# Directions:
Pick up the forum thread on choosing a 37-42 inch HDTV and carry it on from its last sentence.
— Start Selected text —
# Bang for buck. 37"-42" HDTV; $900-1100



## Turgun (May 20, 2010)

Hi all!
This is my first post here - hope I'm doing it right...

I am shopping for a 37-42 inch (my first) HDTV. 
I'm mostly aiming to use it as a big monitor for my new "gaming" PC due to my apartment layout. (I intend to try out the HDMI connectivity).
My prize range is at let's say ~ $900 - $1100.

Generally this would be a serious investment for my budget, so I am looking for best possible quality and sturdiness (long lasting moderate use with preservation of image quality and unit functionality).

Unlike most of you here, I am in Europe, but I presume any recommendations would be more or less universal.

So, any recommendations - broad or specific (for a brand, technology, etc.) would be more then welcome!

Thank you in advance and happy holidays to all!


----------



## JohnJSmith (Apr 25, 2010)

I bought a Samsung LN52A650 LCD in 2008 after seeing them in two friends' homes. Every once in a while I think "surely technology has advanced" and go browse new TVs to see if there's something better looking. So far I haven't found anything. You could get a used or refurbished LN40A650 (the 40 inch model) well under your budget (e.g. http://www.amazon.com/Samsung-LN40A650-40-Inch-1080p-120Hz/dp/B0014175NE) and have the same or better picture quality than anything else you'll find new.
— End Selected text —
— Start Data —
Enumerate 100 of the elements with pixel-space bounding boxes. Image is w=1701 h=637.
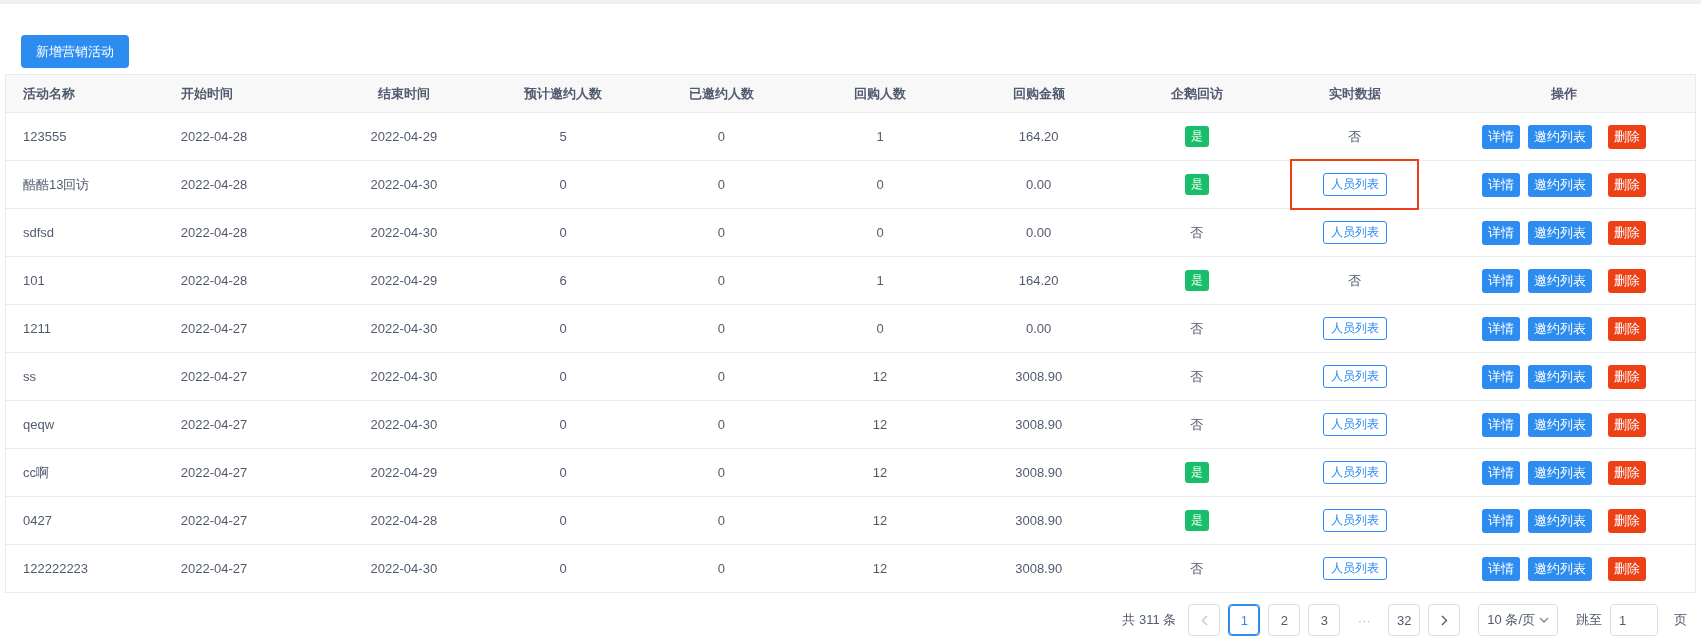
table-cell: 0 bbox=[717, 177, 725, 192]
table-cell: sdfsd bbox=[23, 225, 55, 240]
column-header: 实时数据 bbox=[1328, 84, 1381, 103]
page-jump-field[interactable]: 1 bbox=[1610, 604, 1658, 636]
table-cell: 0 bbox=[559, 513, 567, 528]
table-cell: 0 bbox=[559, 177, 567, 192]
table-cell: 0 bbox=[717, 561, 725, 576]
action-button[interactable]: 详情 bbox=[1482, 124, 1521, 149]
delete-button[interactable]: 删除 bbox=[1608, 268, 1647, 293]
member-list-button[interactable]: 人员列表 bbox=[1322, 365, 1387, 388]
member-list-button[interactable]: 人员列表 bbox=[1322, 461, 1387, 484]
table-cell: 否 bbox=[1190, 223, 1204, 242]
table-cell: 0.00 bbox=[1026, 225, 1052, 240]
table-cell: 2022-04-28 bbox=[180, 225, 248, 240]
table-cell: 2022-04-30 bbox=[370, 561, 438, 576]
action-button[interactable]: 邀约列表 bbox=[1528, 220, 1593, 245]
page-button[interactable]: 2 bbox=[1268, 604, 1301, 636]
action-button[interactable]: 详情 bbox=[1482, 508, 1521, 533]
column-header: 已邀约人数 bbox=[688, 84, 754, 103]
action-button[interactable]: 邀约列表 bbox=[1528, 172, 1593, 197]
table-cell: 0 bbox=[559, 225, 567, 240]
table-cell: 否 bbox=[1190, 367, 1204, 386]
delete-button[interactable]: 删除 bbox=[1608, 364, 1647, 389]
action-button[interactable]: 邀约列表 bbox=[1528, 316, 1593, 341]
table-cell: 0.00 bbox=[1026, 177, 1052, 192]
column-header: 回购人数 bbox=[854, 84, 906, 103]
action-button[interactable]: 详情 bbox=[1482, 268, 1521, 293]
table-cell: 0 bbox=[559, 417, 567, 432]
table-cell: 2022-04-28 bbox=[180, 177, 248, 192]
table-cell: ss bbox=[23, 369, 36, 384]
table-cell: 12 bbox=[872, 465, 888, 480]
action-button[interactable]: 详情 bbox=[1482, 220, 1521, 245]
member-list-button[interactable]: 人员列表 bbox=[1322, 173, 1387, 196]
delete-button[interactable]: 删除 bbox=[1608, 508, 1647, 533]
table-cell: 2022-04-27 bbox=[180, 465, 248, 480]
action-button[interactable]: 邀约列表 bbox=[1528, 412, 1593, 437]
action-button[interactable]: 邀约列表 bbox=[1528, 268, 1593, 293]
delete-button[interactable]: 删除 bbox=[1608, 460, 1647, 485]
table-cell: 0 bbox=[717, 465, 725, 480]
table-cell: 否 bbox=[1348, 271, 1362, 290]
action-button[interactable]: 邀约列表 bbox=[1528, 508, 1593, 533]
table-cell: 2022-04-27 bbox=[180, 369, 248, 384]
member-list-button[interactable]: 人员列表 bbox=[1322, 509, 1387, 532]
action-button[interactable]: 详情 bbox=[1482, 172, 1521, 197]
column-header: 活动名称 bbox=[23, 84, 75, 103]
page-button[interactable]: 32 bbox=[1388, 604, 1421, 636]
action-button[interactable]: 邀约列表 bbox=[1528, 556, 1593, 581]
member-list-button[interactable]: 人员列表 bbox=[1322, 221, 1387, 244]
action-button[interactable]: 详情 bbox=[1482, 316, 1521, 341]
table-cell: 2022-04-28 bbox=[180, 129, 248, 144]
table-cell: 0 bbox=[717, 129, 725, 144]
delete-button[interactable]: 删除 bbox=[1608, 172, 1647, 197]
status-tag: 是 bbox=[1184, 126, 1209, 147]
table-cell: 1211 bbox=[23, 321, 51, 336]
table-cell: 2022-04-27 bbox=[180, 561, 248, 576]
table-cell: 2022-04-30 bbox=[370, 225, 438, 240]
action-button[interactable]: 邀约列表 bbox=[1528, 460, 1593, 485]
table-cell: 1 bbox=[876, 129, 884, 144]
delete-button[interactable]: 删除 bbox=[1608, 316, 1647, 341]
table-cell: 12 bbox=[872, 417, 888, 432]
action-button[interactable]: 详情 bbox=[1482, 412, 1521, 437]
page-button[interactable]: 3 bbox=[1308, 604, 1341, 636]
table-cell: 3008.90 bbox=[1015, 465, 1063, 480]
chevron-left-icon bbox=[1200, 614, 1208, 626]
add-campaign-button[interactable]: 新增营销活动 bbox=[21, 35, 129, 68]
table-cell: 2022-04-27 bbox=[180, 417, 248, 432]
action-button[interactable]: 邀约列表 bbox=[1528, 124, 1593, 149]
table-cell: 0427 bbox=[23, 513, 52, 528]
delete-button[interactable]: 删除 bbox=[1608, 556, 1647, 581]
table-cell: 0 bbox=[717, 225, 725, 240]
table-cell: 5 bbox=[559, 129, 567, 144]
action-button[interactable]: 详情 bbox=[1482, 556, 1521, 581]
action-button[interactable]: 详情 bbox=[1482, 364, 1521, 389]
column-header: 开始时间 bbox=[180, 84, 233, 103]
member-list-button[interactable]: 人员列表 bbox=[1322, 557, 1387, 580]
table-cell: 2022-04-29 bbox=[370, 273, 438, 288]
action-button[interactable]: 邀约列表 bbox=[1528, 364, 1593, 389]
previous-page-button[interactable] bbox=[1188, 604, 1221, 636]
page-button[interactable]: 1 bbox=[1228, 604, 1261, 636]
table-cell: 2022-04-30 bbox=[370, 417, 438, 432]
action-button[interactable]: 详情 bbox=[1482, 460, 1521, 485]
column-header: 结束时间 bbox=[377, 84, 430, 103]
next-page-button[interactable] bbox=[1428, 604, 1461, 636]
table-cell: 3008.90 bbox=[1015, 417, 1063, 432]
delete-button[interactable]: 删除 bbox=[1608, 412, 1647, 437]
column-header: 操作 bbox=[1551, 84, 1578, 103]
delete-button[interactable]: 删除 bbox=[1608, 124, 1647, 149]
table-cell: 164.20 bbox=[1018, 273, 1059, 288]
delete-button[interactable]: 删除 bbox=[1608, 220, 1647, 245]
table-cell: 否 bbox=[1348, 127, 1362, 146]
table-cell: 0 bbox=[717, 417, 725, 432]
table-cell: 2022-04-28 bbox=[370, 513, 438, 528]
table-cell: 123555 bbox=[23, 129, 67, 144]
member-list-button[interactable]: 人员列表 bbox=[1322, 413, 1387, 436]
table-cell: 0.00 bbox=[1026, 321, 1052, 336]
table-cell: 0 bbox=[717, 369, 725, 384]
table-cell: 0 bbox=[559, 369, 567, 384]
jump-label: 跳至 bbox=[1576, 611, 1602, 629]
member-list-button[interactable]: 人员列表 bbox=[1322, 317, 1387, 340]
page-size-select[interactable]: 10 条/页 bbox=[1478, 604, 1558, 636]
— End Data —
— Start Data —
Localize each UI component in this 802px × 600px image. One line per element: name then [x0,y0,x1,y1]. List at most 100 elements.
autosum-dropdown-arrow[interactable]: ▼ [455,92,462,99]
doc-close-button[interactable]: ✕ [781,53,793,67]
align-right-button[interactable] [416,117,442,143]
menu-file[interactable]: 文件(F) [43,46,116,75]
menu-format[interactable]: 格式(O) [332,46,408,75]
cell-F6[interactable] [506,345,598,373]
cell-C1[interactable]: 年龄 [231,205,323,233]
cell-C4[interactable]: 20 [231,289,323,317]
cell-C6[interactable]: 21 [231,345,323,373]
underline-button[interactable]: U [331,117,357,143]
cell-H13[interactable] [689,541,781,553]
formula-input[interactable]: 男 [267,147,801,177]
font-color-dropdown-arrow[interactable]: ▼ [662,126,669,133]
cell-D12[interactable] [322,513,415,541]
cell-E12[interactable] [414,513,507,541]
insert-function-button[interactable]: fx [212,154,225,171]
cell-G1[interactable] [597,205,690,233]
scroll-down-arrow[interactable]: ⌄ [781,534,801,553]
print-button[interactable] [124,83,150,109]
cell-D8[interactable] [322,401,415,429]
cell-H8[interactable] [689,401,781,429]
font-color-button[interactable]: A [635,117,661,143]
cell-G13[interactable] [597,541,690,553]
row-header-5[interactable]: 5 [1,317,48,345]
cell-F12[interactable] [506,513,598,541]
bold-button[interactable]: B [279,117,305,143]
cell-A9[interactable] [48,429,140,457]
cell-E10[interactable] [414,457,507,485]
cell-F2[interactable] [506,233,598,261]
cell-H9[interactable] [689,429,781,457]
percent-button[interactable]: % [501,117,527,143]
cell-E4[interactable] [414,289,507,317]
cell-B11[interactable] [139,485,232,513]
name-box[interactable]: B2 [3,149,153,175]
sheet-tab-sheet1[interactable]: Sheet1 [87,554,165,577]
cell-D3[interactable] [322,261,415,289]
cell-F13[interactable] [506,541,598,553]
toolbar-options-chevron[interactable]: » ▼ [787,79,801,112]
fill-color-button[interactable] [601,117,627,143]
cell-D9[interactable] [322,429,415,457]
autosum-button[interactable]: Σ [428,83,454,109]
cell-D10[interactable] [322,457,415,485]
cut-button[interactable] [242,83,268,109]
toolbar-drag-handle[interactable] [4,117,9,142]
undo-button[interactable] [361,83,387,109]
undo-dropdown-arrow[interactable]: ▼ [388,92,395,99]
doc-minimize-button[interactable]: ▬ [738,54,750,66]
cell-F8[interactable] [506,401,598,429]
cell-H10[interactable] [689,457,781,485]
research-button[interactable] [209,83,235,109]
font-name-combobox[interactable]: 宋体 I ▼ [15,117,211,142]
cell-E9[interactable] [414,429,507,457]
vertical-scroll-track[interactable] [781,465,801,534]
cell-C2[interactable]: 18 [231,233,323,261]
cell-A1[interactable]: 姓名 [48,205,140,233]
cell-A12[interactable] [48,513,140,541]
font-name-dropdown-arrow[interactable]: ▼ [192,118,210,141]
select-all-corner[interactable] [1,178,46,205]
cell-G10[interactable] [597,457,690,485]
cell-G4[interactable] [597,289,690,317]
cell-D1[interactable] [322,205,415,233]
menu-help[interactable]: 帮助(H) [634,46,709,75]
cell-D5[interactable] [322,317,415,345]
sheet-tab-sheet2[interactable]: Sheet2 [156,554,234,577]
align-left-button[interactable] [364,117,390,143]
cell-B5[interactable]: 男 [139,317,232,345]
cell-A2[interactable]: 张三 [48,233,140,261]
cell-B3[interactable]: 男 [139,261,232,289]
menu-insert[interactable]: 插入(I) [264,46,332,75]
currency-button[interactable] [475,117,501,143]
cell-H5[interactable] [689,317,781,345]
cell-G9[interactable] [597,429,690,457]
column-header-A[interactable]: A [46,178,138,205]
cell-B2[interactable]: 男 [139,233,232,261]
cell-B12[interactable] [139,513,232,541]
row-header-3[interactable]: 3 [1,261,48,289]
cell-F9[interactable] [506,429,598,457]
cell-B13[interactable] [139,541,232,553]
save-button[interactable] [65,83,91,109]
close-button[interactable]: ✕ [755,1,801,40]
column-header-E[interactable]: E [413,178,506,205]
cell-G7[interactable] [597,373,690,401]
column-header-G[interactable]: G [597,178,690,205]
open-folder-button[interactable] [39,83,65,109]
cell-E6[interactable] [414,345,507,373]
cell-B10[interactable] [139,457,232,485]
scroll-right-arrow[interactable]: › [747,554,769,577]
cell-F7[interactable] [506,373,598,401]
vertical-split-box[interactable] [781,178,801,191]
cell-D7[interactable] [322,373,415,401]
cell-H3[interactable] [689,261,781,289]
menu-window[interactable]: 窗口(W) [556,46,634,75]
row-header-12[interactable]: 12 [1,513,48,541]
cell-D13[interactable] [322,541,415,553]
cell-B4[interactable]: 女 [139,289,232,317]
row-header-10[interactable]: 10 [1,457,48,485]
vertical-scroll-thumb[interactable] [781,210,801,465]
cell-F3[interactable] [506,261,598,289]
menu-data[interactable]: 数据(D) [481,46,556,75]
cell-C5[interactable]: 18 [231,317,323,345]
— End Data —
— Start Data —
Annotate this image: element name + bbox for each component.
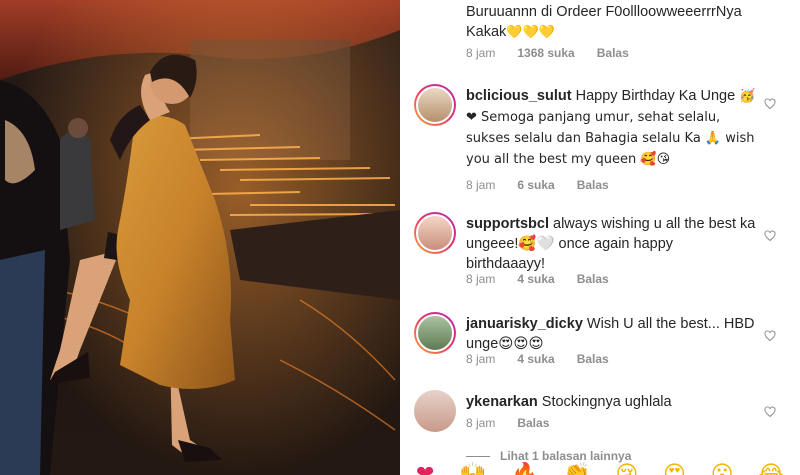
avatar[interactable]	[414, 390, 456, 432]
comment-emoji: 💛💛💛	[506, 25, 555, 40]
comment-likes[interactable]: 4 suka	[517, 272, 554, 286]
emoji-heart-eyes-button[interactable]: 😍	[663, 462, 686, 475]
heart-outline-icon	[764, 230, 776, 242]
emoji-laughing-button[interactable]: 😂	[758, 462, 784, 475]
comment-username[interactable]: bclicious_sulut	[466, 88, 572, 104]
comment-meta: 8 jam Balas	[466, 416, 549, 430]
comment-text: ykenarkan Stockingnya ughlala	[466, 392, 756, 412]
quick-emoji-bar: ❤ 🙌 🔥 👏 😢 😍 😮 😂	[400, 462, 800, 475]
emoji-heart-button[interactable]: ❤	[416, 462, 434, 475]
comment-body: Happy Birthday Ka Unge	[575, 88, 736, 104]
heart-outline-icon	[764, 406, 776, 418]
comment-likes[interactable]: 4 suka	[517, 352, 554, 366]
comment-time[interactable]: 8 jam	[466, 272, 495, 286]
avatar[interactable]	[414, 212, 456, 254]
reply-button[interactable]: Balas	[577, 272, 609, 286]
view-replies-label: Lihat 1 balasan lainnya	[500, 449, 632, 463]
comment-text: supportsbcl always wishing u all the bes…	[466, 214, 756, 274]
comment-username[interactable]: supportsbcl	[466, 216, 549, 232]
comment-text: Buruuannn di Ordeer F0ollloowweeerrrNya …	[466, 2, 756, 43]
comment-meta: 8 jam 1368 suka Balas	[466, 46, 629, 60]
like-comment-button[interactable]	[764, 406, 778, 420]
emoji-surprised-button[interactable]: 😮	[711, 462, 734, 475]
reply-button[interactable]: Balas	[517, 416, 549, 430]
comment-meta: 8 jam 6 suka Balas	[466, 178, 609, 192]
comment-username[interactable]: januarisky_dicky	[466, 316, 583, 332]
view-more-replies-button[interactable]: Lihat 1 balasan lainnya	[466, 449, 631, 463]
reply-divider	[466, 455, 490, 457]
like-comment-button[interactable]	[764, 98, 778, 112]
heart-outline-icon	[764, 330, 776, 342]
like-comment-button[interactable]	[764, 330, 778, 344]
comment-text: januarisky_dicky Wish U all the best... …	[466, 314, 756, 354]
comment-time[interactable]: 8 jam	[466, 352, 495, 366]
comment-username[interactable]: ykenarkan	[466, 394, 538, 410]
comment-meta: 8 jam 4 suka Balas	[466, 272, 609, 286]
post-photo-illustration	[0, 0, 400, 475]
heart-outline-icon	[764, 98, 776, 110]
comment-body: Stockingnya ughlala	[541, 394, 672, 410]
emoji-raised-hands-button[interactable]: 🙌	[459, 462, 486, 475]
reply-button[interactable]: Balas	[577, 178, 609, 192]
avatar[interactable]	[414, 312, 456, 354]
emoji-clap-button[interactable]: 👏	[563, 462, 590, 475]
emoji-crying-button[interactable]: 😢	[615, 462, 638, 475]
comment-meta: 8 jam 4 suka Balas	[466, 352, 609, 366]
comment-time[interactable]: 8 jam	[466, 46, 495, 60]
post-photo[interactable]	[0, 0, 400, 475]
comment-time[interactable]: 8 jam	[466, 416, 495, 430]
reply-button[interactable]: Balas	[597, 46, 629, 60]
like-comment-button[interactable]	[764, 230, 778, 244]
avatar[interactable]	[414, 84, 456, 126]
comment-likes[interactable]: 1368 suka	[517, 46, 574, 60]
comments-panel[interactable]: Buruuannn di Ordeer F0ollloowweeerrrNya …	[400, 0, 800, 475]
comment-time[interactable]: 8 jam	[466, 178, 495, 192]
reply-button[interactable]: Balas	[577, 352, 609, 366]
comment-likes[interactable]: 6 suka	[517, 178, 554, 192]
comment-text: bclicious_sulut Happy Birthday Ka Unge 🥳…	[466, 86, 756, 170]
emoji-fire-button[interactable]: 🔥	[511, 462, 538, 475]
— End Data —
# Output below:
----------



## tonyvdb (Sep 5, 2007)

You can get a much better quality Plasma for that price than LCD so look at that befor you go and buy. The only drawback to Plasmas is if you use it for gaming or like to brows the internet, burn in is still an issue but for image quality there is nothing better for the price.


----------



## nova (Apr 30, 2006)

I think I'd suggest a VIERA 42" Class U30 Series LCD. Price is ~$650. It uses an IPS Alpha Panel which delivers excellent wide angle viewing and a higher moving picture resolution during fast action scenes that should do well with PC gaming.


----------



## Turgun (May 20, 2010)

Thank you, guys for the suggestions!
John, I was thinking Samsung, but unfortunately during my research so far I have a couple of people complaining about coverage of Samsung warranties locally for Bulgaria (my home country)...
Tony, burn in is an big issue for me since I am browsing a lot and I'm also a bit distracted in general - leaving my PC on for extended periods while I'm AFK
Mark - unfortunately I can't seem to find the U30 in stores locally, but I'll keep looking!

Thanks again, guys and to all - keep it coming!


----------



## nova (Apr 30, 2006)

Which Panasonic models are available? I think most of the new Panasonic models do have the IPS panel. The picture quality is pretty good for the price.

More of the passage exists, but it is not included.